- _Tasks and exercises_:
(a) Rewrite everything in the passage on statins from "The three top-selling" down to "the generic statins.", substituting "best-selling" for "top-selling".
(b) Pick up the passage on statins after its last sentence and continue it.

- _Reading passage_:
────────────────────────────────────────

Regarding side effects, there is a phenomenon of low-level muscle awareness, or muscle aching, that affects about 20 percent of patients. Many of these patients stop the medication as a result. Overall, public perception, reinforced by the media, is scaring patients away from a class of drugs that have very few serious side effects, Koren emphasizes.

Many institutions have some degrees of limitations or therapeutic substitutions that may prohibit a doctor from choosing a statin of their choice. This is not the case for Lipitor because it is unequivocally held as the drug of choice for acute coronary syndrome based on a series of studies. As a result, Lipitor is not restricted in most hospital formularies, he says.

The three top-selling statins on market in the U.S. are typically considered the most effective—Lipitor (Pfizer), Vytorin (Merck/Schering-Plough), and Crestor (AstraZeneca). Koren says that these are significantly more effective than any of the generic statins.

“The LDL-lowering of the branded statins is currently superior, and the triglyceride-lowering of the branded statins is also superior, particularly Lipitor,” Koren says. Physicians need to explain these differences to their patients and patients need to decide if they are willing to pay for the additional efficacy.

Lipitor, which has been on the market the longest, has the greatest outcome research and nearly every study attests to the drug’s safety and efficacy in reducing heart attacks, strokes, and other cardiovascular complications, Koren says. Vytorin and Crestor do not yet have this type of outcomes background.

While Vytorin, a combination of simvastatin and Zetia, has had some positive outcomes regarding simvastatin, the gap of efficacy in the Zetia, or non-statin, component is still unclear, Koren says.

“Vytorin probably does a little better than Lipitor in lowering LDL, but there is still a lingering doubt about using a non-statin mechanism for lowering LDL,” he says.

In addition, simvastatin has more drug interactions than Lipitor. For example, it is contraindicated with the use of Amiodarone, an antiarrhythmic agent.

Merck/Schering-Plough recently reported the results of the ENHANCE trial, which found that Vytorin was no more effective in treating patients who were genetically predisposed to having dangerously high levels of cholesterol than Merck’s drug Zocor because it did not slow the growth of artery blockages.

────────────────────────────────────────

- _Input data_:
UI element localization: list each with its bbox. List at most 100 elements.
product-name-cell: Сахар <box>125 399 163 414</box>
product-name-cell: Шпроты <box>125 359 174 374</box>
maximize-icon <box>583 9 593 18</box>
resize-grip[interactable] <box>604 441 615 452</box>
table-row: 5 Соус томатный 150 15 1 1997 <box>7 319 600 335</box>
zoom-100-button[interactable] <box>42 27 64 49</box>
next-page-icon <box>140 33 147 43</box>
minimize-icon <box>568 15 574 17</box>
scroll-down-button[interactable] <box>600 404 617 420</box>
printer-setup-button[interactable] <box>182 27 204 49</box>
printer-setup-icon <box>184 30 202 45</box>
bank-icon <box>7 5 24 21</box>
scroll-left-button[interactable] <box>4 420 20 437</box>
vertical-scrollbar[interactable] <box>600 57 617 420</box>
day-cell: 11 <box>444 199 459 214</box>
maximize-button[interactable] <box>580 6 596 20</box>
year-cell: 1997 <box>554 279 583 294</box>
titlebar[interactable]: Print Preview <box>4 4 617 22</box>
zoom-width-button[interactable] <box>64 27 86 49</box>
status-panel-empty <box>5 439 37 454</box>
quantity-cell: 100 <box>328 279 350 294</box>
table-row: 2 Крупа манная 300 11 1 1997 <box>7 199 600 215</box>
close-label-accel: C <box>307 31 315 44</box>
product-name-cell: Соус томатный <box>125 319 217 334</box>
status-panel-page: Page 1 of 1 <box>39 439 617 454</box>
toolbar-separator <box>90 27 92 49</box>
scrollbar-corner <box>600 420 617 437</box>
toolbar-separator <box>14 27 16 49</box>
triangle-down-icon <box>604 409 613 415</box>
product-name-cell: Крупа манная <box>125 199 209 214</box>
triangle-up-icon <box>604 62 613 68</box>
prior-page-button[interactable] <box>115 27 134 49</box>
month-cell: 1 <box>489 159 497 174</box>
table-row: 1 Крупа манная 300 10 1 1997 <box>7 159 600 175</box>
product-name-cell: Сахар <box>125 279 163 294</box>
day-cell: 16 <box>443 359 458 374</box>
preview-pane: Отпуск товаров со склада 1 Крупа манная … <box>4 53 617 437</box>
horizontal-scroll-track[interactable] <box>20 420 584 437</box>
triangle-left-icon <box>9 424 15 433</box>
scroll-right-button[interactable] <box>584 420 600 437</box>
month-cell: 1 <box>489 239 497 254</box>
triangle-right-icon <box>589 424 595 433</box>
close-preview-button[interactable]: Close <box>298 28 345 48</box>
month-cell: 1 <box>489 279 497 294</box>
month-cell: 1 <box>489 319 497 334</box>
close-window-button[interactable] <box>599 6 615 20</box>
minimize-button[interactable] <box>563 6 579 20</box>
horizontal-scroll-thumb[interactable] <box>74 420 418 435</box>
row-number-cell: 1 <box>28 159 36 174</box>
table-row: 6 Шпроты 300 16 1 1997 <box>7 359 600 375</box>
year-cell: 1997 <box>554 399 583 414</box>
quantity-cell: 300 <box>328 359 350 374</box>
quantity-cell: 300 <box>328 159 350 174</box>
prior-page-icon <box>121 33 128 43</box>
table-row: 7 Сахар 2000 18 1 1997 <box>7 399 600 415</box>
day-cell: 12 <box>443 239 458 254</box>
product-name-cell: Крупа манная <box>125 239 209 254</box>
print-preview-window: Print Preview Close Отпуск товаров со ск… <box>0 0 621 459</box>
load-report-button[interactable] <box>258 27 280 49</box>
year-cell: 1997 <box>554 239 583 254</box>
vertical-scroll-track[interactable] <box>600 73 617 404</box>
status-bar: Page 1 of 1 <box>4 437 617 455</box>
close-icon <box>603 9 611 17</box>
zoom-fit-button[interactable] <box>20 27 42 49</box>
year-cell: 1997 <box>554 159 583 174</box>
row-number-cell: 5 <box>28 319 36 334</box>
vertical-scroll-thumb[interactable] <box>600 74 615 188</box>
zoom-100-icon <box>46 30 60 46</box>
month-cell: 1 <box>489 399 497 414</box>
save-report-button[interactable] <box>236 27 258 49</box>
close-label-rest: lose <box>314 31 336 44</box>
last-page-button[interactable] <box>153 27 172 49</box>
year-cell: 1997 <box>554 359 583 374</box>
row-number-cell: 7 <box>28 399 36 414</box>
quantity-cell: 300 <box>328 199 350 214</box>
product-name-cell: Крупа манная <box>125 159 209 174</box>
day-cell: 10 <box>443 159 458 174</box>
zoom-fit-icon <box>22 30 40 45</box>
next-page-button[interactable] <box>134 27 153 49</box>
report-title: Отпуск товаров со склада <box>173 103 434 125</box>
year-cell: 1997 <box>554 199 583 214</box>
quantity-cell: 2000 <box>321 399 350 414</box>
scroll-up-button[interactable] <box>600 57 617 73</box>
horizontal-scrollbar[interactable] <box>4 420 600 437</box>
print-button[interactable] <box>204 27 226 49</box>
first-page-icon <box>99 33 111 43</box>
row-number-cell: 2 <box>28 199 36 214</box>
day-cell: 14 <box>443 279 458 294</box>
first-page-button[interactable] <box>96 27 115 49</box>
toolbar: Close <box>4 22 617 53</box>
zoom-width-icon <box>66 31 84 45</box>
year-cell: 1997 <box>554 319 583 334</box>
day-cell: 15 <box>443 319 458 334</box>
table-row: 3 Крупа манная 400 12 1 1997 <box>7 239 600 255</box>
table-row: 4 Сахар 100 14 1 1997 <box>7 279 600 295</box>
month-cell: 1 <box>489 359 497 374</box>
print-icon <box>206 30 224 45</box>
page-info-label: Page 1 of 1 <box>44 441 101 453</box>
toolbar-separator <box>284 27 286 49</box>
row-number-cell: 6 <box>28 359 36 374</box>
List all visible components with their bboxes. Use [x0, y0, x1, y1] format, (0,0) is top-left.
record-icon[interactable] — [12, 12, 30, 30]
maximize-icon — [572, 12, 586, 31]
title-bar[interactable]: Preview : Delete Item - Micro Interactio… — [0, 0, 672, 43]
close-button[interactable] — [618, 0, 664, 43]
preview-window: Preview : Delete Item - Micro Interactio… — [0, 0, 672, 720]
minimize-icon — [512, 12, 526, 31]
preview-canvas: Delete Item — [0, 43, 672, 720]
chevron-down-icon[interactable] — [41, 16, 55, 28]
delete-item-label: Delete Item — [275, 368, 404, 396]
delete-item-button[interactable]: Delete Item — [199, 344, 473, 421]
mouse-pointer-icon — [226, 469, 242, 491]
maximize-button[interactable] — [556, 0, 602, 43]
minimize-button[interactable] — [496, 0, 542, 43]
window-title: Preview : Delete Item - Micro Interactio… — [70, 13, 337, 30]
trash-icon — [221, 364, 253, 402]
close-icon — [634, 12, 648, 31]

────────────────────────────────────────

- _Outputs in order_:
(a)
The three best-selling statins on market in the U.S. are typically considered the most effective—Lipitor (Pfizer), Vytorin (Merck/Schering-Plough), and Crestor (AstraZeneca). Koren says that these are significantly more effective than any of the generic statins.

(b)
Crestor is somewhat more effective at lowering LDL levels than Lipitor, but it has the least amount of outcomes data, Koren says. He adds that some of the clinical research that has been published about Crestor has not been uniformly positive. He specifically referenced the CORONA trial that was released at last year’s AHA Scientific Sessions in Orlando, Fla., in which Crestor did not meet its endpoint of showing benefit with congestive heart failure patients, though some confounding factors may have interfered with its results, such as the European patients in the study were dying from factors other than heart attacks.

Merck & Company recently failed its third attempt to gain FDA approval to sell its generic simvastatin over-the-counter (OTC), which would create a much larger market for the company. Koren says that the FDA has historically resisted the efforts to sell drugs over-the-counter that require consultations with a professional. He says that a change of the type of self-prescription would require a change in U.S. healthcare model, in which the patient would have a much more proactive role for treatment that requires chronic therapy.

“The ongoing battle is between having greater outcomes data and more efficacy compared to what people want to pay,” Koren concludes.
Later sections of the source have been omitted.